### Exercise instructions
Copy each line below in which the string "ποικιλιών" occurs.

### Supplied records
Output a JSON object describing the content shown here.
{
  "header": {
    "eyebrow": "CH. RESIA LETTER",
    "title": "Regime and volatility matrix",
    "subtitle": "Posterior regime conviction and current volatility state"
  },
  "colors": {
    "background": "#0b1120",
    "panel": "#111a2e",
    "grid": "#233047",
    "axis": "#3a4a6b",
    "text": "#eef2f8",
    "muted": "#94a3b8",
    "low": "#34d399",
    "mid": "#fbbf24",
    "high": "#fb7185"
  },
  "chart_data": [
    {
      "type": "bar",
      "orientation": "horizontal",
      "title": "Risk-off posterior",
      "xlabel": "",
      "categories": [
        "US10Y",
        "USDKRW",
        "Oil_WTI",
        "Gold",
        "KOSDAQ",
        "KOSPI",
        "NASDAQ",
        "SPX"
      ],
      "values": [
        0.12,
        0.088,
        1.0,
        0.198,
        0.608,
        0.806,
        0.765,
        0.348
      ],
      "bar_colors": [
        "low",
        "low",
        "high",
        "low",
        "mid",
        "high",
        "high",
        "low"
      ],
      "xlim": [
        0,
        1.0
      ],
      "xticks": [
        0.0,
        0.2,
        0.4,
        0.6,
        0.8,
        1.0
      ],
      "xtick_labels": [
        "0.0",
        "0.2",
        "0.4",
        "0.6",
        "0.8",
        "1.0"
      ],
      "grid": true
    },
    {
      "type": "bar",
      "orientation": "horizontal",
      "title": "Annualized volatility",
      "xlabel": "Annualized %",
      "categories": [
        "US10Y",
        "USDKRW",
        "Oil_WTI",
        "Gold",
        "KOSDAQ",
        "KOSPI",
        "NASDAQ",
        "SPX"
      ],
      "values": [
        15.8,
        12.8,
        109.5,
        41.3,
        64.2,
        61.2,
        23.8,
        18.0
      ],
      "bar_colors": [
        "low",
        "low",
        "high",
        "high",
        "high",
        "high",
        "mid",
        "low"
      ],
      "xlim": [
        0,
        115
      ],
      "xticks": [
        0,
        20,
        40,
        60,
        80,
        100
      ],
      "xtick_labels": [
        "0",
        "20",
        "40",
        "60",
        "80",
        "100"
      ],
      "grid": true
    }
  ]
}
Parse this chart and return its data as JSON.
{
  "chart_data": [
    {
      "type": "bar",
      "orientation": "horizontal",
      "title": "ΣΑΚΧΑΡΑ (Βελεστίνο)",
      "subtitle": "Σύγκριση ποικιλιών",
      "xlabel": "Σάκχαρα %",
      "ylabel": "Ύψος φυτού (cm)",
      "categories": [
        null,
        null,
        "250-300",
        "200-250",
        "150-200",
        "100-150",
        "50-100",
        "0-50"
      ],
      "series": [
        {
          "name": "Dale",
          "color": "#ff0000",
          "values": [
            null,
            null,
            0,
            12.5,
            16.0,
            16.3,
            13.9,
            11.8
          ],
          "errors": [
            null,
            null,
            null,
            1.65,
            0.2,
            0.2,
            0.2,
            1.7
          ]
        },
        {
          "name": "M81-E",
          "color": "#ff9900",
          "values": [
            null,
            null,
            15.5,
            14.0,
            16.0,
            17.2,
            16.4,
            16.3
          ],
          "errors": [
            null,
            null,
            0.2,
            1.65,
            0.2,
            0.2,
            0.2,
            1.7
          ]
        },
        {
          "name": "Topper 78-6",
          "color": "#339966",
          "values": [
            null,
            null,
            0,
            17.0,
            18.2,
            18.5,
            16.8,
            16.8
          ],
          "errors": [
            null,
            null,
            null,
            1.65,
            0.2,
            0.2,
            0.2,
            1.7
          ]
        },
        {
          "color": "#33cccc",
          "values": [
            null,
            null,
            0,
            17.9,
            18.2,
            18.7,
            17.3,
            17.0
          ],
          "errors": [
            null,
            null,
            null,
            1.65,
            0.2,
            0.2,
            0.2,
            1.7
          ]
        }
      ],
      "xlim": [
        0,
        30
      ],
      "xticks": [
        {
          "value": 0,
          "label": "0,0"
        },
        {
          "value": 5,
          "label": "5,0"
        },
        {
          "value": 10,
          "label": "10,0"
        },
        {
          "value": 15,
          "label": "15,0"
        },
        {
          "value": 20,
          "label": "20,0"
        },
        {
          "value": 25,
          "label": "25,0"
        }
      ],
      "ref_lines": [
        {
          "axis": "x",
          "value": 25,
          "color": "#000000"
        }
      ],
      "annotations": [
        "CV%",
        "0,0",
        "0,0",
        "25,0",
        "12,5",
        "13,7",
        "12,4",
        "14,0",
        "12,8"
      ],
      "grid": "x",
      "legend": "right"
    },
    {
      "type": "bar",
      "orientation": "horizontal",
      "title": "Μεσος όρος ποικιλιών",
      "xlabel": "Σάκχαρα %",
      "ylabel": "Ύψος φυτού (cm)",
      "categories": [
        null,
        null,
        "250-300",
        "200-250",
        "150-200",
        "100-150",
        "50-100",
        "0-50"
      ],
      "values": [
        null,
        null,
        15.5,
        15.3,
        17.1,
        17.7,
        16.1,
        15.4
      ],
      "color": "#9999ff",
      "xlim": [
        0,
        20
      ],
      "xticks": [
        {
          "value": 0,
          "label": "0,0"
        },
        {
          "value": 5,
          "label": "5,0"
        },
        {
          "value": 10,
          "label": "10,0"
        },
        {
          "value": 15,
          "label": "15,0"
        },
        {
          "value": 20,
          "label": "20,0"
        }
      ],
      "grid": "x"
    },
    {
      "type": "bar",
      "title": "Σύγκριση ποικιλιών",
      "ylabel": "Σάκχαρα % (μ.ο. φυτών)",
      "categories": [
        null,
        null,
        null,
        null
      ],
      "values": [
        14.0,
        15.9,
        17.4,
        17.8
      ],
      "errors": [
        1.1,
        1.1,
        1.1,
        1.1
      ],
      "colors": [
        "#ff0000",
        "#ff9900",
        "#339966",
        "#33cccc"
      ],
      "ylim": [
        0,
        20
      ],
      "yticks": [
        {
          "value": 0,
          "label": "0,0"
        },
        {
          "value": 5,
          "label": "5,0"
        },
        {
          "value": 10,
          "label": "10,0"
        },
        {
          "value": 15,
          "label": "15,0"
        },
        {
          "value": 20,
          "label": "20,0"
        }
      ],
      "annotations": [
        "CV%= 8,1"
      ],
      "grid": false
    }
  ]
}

### Answer to the exercise
      "subtitle": "Σύγκριση ποικιλιών",
      "title": "Μεσος όρος ποικιλιών",
      "title": "Σύγκριση ποικιλιών",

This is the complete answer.